Rows from a figure dataset =>
──────────────────────────────

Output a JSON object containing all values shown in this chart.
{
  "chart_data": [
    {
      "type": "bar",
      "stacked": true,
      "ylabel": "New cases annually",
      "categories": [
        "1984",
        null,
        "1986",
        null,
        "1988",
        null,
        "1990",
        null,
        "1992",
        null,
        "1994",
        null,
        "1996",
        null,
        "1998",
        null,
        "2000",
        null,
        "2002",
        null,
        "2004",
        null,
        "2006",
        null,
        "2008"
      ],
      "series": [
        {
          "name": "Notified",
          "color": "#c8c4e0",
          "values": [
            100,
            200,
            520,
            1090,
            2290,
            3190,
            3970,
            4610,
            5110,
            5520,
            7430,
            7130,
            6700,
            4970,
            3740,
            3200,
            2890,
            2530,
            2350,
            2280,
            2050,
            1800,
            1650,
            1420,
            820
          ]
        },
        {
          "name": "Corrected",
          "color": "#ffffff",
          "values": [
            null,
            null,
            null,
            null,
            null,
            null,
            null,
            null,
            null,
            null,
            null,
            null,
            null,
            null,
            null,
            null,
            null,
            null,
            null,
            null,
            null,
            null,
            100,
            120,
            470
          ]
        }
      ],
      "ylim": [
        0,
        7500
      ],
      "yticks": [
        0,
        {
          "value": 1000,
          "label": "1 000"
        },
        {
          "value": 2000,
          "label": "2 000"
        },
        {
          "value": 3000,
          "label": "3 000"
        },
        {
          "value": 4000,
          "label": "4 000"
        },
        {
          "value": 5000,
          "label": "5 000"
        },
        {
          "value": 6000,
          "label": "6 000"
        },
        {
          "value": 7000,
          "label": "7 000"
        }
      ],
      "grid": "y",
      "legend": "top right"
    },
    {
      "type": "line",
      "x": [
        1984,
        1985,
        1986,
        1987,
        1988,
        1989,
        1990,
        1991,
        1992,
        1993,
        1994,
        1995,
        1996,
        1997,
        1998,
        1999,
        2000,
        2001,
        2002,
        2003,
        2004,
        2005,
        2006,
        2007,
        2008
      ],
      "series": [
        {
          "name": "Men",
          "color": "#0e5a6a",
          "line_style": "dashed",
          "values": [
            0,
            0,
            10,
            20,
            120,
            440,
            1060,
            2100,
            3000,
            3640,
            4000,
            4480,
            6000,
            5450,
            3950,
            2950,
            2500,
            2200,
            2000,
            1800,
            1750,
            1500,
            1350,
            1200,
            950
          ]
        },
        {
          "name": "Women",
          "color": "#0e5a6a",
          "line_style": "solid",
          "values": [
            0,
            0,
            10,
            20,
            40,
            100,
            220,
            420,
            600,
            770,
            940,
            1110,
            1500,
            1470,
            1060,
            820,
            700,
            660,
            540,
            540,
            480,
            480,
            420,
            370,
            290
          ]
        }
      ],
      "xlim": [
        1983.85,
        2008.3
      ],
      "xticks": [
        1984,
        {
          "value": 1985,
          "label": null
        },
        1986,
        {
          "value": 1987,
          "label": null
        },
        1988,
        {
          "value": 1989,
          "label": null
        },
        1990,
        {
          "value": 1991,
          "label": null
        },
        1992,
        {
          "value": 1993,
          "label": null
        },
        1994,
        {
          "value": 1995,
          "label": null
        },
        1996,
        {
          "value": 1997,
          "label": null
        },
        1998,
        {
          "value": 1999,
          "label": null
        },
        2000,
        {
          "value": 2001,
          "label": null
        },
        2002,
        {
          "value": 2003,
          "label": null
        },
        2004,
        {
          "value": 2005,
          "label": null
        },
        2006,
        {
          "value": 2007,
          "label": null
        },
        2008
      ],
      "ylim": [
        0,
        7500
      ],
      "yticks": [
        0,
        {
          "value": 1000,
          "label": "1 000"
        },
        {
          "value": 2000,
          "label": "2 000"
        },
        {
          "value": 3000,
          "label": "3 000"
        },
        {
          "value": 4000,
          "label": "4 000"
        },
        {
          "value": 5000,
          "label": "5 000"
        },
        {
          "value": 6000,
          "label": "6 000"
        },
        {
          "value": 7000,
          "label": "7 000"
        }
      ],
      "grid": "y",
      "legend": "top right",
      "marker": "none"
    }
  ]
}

──────────────────────────────

Stated problem => In the records above, collect each line with "name".

Response to the exercise =>
          "name": "Notified",
          "name": "Corrected",
          "name": "Men",
          "name": "Women",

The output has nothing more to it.